**TASK GOAL**
Find every line in the records that holds the string "number". Copy each one.
════════════════════
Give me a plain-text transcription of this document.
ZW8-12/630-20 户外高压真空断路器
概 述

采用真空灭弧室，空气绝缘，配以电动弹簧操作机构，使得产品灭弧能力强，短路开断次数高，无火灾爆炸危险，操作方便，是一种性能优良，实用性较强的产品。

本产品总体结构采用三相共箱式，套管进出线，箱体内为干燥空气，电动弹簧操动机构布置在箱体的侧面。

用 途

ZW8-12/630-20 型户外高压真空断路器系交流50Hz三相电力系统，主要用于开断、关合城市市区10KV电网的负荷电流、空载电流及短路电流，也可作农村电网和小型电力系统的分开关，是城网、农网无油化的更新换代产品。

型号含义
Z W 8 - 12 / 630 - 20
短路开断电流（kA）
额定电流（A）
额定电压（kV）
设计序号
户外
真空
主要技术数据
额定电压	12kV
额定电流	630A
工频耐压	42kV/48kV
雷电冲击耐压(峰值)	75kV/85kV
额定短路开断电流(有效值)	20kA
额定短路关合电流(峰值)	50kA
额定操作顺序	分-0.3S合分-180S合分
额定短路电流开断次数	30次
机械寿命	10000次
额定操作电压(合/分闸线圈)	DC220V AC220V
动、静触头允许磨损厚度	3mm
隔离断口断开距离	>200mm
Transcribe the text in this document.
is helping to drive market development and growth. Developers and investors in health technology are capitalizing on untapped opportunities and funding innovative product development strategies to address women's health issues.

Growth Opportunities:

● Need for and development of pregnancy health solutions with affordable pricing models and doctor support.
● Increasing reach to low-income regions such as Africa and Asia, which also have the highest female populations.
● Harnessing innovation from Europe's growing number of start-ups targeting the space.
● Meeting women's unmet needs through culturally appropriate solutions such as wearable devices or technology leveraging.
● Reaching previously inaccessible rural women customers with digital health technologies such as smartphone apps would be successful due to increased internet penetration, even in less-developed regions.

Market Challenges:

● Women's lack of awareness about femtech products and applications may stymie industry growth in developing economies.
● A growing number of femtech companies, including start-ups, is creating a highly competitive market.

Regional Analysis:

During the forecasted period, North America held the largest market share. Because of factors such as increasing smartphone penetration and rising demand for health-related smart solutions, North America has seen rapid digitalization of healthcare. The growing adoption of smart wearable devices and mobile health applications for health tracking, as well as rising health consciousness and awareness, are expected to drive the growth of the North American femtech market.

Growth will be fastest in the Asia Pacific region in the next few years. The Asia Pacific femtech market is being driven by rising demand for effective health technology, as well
════════════════════
**RESPONSE**
● Harnessing innovation from Europe's growing number of start-ups targeting the space.
● A growing number of femtech companies, including start-ups, is creating a highly competitive market.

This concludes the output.